**** Record list
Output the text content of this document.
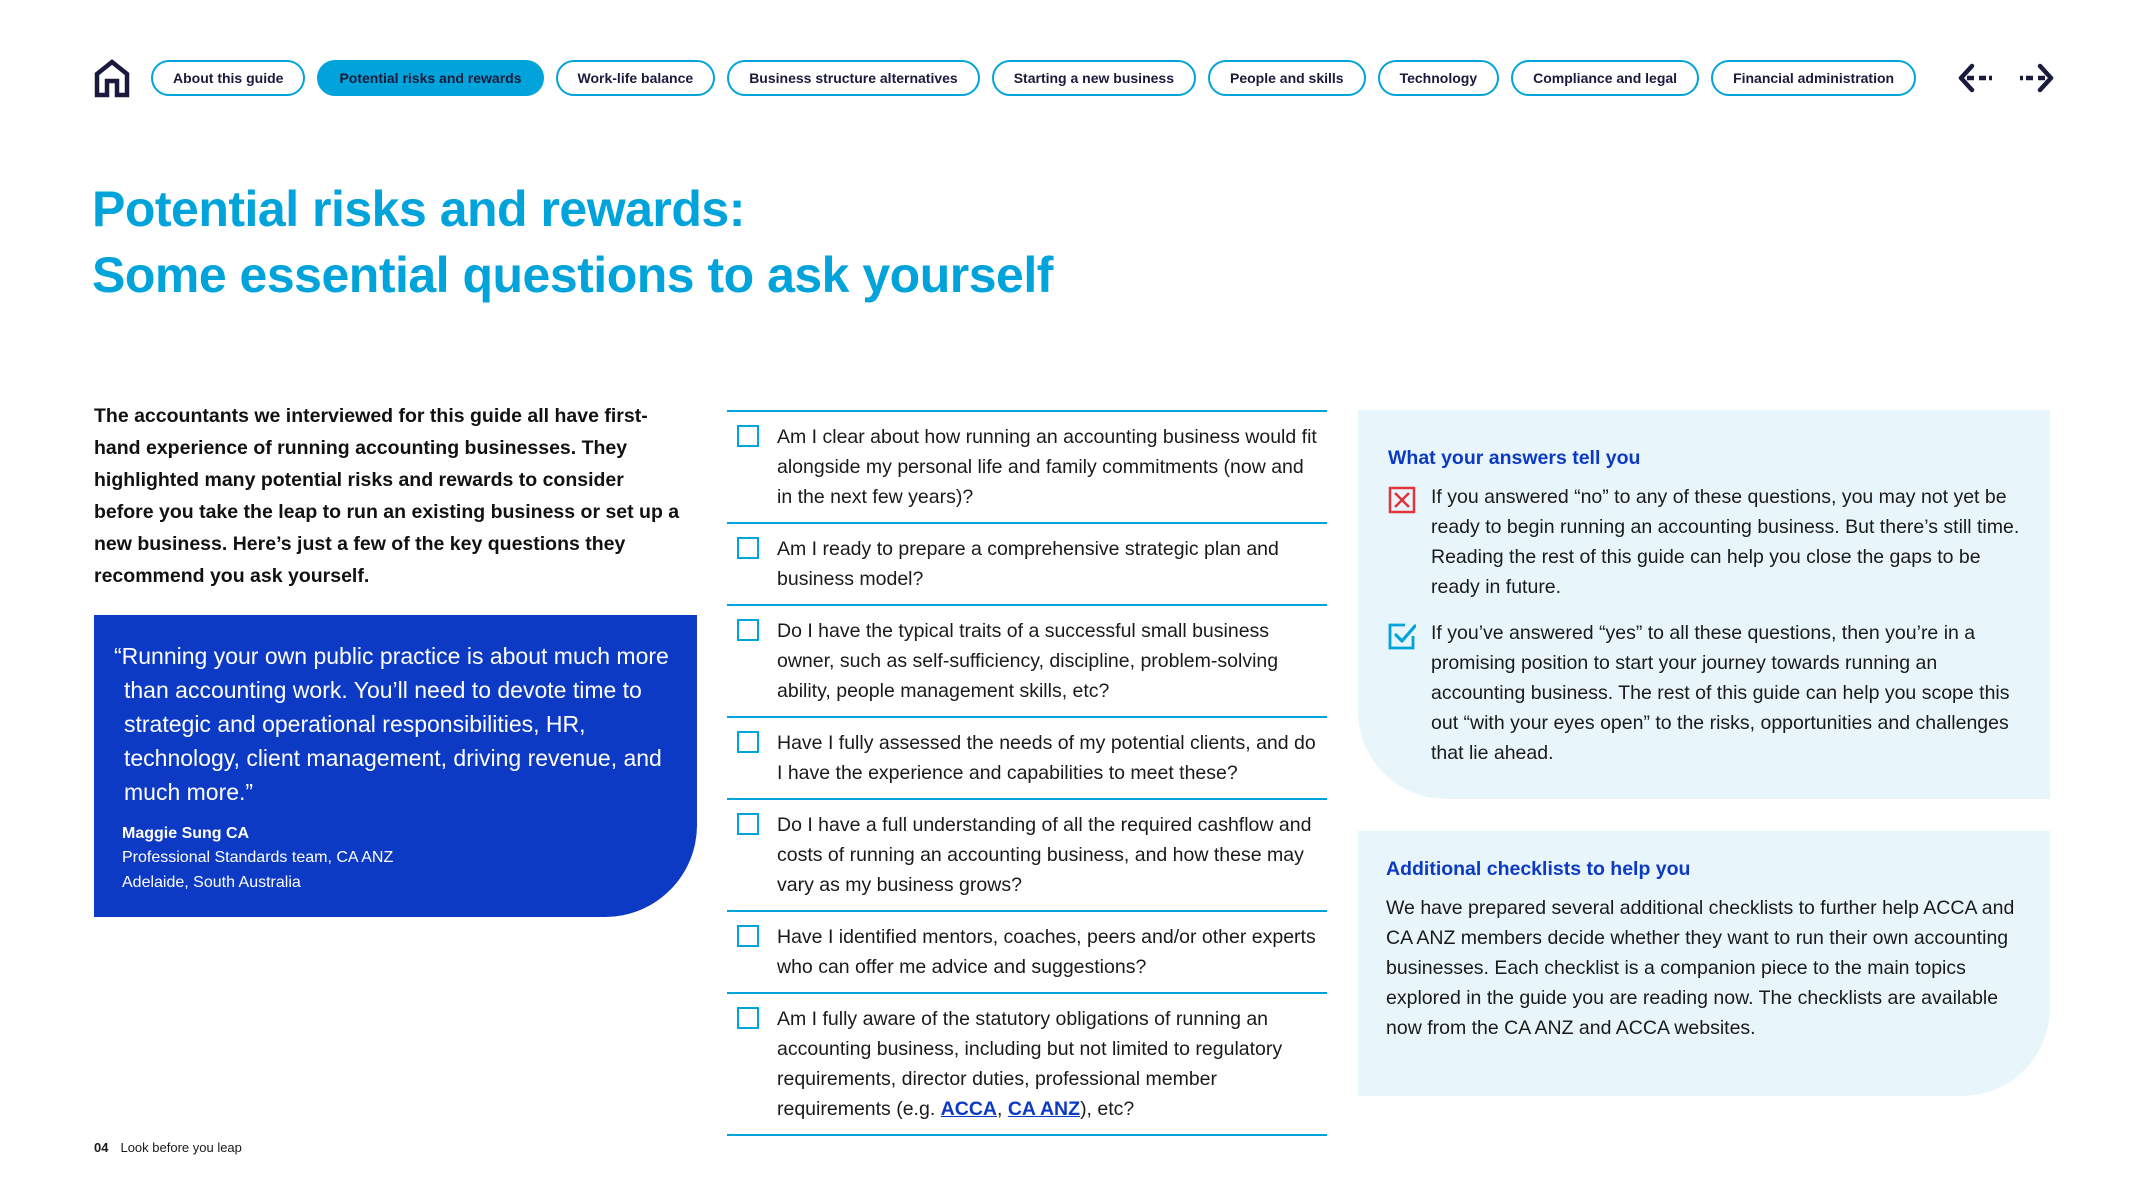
About this guide	Potential risks and rewards	Work-life balance	Business structure alternatives	Starting a new business	People and skills	Technology	Compliance and legal	Financial administration
Potential risks and rewards:
Some essential questions to ask yourself

The accountants we interviewed for this guide all have first-hand experience of running accounting businesses. They highlighted many potential risks and rewards to consider before you take the leap to run an existing business or set up a new business. Here’s just a few of the key questions they recommend you ask yourself.

“Running your own public practice is about much more than accounting work. You’ll need to devote time to strategic and operational responsibilities, HR, technology, client management, driving revenue, and much more.”

Maggie Sung CA

Professional Standards team, CA ANZ

Adelaide, South Australia

Am I clear about how running an accounting business would fit alongside my personal life and family commitments (now and in the next few years)?
Am I ready to prepare a comprehensive strategic plan and business model?
Do I have the typical traits of a successful small business owner, such as self-sufficiency, discipline, problem-solving ability, people management skills, etc?
Have I fully assessed the needs of my potential clients, and do I have the experience and capabilities to meet these?
Do I have a full understanding of all the required cashflow and costs of running an accounting business, and how these may vary as my business grows?
Have I identified mentors, coaches, peers and/or other experts who can offer me advice and suggestions?
Am I fully aware of the statutory obligations of running an accounting business, including but not limited to regulatory requirements, director duties, professional member requirements (e.g. ACCA, CA ANZ), etc?
What your answers tell you
If you answered “no” to any of these questions, you may not yet be ready to begin running an accounting business. But there’s still time. Reading the rest of this guide can help you close the gaps to be ready in future.
If you’ve answered “yes” to all these questions, then you’re in a promising position to start your journey towards running an accounting business. The rest of this guide can help you scope this out “with your eyes open” to the risks, opportunities and challenges that lie ahead.
Additional checklists to help you

We have prepared several additional checklists to further help ACCA and CA ANZ members decide whether they want to run their own accounting businesses. Each checklist is a companion piece to the main topics explored in the guide you are reading now. The checklists are available now from the CA ANZ and ACCA websites.

04 Look before you leap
********
# Written exercise
Read through the lines above and collect those that contain the string "questions".

# Output below
Some essential questions to ask yourself
The accountants we interviewed for this guide all have first-hand experience of running accounting businesses. They highlighted many potential risks and rewards to consider before you take the leap to run an existing business or set up a new business. Here’s just a few of the key questions they recommend you ask yourself.
If you answered “no” to any of these questions, you may not yet be ready to begin running an accounting business. But there’s still time. Reading the rest of this guide can help you close the gaps to be ready in future.
If you’ve answered “yes” to all these questions, then you’re in a promising position to start your journey towards running an accounting business. The rest of this guide can help you scope this out “with your eyes open” to the risks, opportunities and challenges that lie ahead.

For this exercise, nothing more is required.